The records should be repeated word for word, pictures excluded.

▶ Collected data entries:
START

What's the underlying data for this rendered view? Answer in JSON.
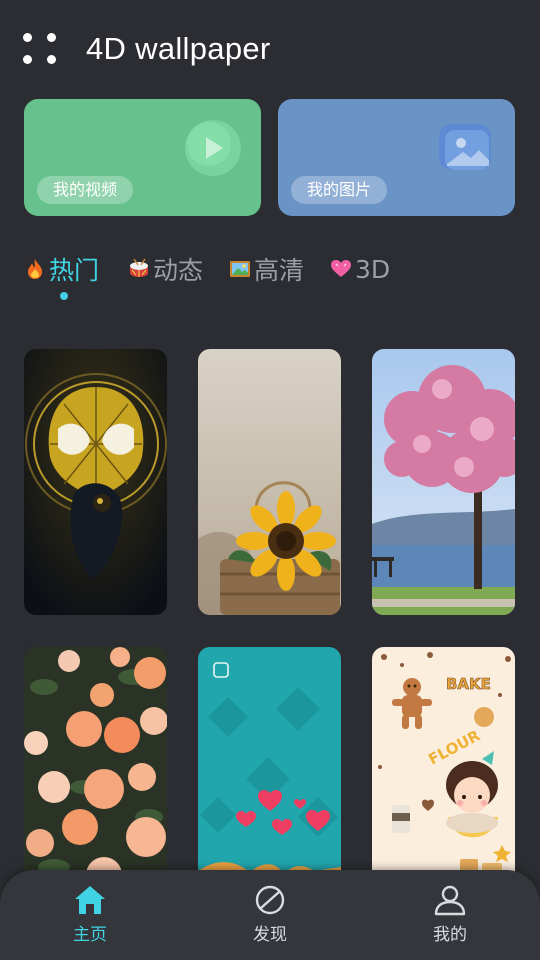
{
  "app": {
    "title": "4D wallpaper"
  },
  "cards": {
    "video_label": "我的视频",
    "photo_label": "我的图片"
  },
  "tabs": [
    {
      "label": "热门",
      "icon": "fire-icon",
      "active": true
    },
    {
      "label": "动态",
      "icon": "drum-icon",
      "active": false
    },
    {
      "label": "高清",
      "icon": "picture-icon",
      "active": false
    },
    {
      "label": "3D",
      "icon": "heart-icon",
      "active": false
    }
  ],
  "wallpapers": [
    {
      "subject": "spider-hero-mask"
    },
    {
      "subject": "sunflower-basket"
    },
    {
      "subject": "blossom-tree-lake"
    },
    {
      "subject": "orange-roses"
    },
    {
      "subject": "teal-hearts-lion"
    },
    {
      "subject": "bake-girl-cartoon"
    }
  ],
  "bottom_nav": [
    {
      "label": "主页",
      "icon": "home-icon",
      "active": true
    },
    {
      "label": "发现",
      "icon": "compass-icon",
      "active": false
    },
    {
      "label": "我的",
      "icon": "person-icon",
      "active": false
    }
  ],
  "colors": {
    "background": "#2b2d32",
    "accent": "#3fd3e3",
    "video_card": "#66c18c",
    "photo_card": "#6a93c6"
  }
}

END

▶ RESPONSE TO THE EXERCISE:
What's the underlying data for this rendered view? Answer in JSON.
{
  "app": {
    "title": "4D wallpaper"
  },
  "cards": {
    "video_label": "我的视频",
    "photo_label": "我的图片"
  },
  "tabs": [
    {
      "label": "热门",
      "icon": "fire-icon",
      "active": true
    },
    {
      "label": "动态",
      "icon": "drum-icon",
      "active": false
    },
    {
      "label": "高清",
      "icon": "picture-icon",
      "active": false
    },
    {
      "label": "3D",
      "icon": "heart-icon",
      "active": false
    }
  ],
  "wallpapers": [
    {
      "subject": "spider-hero-mask"
    },
    {
      "subject": "sunflower-basket"
    },
    {
      "subject": "blossom-tree-lake"
    },
    {
      "subject": "orange-roses"
    },
    {
      "subject": "teal-hearts-lion"
    },
    {
      "subject": "bake-girl-cartoon"
    }
  ],
  "bottom_nav": [
    {
      "label": "主页",
      "icon": "home-icon",
      "active": true
    },
    {
      "label": "发现",
      "icon": "compass-icon",
      "active": false
    },
    {
      "label": "我的",
      "icon": "person-icon",
      "active": false
    }
  ],
  "colors": {
    "background": "#2b2d32",
    "accent": "#3fd3e3",
    "video_card": "#66c18c",
    "photo_card": "#6a93c6"
  }
}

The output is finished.